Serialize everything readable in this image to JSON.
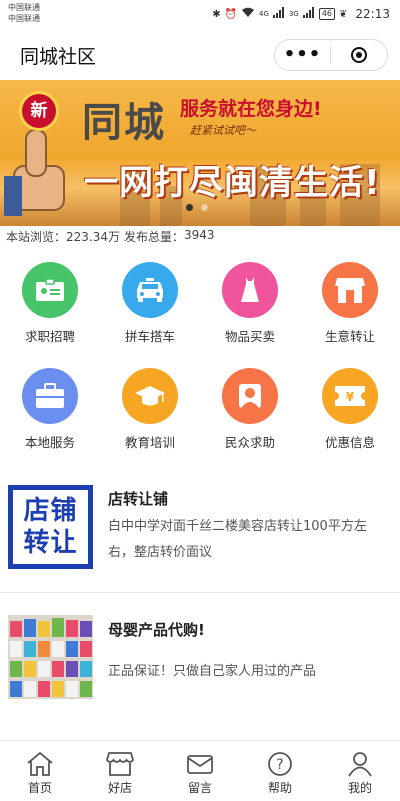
{
  "status_bar": {
    "carrier_1": "中国联通",
    "carrier_2": "中国联通",
    "network_1": "4G",
    "network_2": "3G",
    "battery": "46",
    "time": "22:13"
  },
  "nav": {
    "title": "同城社区",
    "more_label": "•••"
  },
  "banner": {
    "badge": "新",
    "headline": "同城",
    "tagline": "服务就在您身边!",
    "signature": "赶紧试试吧～",
    "slogan": "一网打尽闽清生活!",
    "slides": 2,
    "active_slide": 0
  },
  "stats": {
    "views_label": "本站浏览：",
    "views_value": "223.34万",
    "posts_label": "发布总量：",
    "posts_value": "3943"
  },
  "categories": [
    {
      "label": "求职招聘",
      "color": "#47c36a",
      "icon": "id-card-icon"
    },
    {
      "label": "拼车搭车",
      "color": "#38a9ec",
      "icon": "car-icon"
    },
    {
      "label": "物品买卖",
      "color": "#f0559b",
      "icon": "dress-icon"
    },
    {
      "label": "生意转让",
      "color": "#f77447",
      "icon": "shop-icon"
    },
    {
      "label": "本地服务",
      "color": "#6b8fef",
      "icon": "toolbox-icon"
    },
    {
      "label": "教育培训",
      "color": "#f6a623",
      "icon": "graduation-cap-icon"
    },
    {
      "label": "民众求助",
      "color": "#f77447",
      "icon": "person-card-icon"
    },
    {
      "label": "优惠信息",
      "color": "#f6a623",
      "icon": "coupon-icon"
    }
  ],
  "posts": [
    {
      "title": "店转让铺",
      "description": "白中中学对面千丝二楼美容店转让100平方左右，整店转价面议",
      "image_text": [
        "店铺",
        "转让"
      ]
    },
    {
      "title": "母婴产品代购!",
      "description": "正品保证！只做自己家人用过的产品"
    }
  ],
  "tabs": [
    {
      "label": "首页",
      "icon": "home-icon"
    },
    {
      "label": "好店",
      "icon": "store-icon"
    },
    {
      "label": "留言",
      "icon": "mail-icon"
    },
    {
      "label": "帮助",
      "icon": "help-icon"
    },
    {
      "label": "我的",
      "icon": "user-icon"
    }
  ]
}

#####

GIVEN PROBLEM ▸
Search the entries for the word "description", then gather every line that has it.

WORKED SOLUTION ▸
      "description": "白中中学对面千丝二楼美容店转让100平方左右，整店转价面议",
      "description": "正品保证！只做自己家人用过的产品"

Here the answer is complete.